Problem details = Pick out and copy every line below that has the word "Impulso".

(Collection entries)
** begin **

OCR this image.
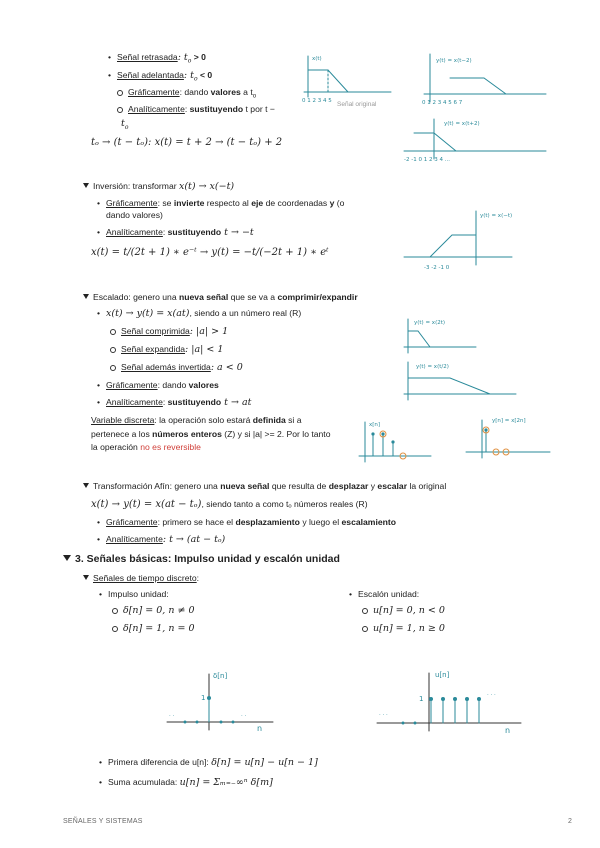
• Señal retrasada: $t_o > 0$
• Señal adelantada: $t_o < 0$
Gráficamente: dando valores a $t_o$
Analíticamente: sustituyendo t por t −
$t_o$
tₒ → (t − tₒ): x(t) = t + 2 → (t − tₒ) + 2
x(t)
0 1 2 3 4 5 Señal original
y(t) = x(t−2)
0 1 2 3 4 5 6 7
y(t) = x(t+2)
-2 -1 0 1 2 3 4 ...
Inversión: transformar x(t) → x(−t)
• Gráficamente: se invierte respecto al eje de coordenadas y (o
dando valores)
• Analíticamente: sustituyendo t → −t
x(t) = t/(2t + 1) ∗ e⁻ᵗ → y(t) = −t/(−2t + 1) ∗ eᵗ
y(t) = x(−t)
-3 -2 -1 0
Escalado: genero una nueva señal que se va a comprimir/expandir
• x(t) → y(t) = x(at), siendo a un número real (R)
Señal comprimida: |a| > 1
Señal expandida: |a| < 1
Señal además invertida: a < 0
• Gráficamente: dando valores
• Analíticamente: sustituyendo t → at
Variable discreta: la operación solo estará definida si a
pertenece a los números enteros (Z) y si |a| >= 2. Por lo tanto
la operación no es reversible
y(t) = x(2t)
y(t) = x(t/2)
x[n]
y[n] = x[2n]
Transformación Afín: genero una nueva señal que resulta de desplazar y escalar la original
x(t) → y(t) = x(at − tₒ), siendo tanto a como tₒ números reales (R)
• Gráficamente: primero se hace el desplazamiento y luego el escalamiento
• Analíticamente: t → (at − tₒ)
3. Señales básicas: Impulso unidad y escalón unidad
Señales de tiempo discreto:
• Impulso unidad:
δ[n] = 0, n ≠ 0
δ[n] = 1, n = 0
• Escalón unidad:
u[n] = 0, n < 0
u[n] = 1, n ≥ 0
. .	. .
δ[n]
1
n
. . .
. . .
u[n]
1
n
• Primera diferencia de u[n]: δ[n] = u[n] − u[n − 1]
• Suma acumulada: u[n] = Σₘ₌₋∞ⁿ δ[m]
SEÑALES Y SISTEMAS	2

** end **

Answer to the problem =
3. Señales básicas: Impulso unidad y escalón unidad
• Impulso unidad:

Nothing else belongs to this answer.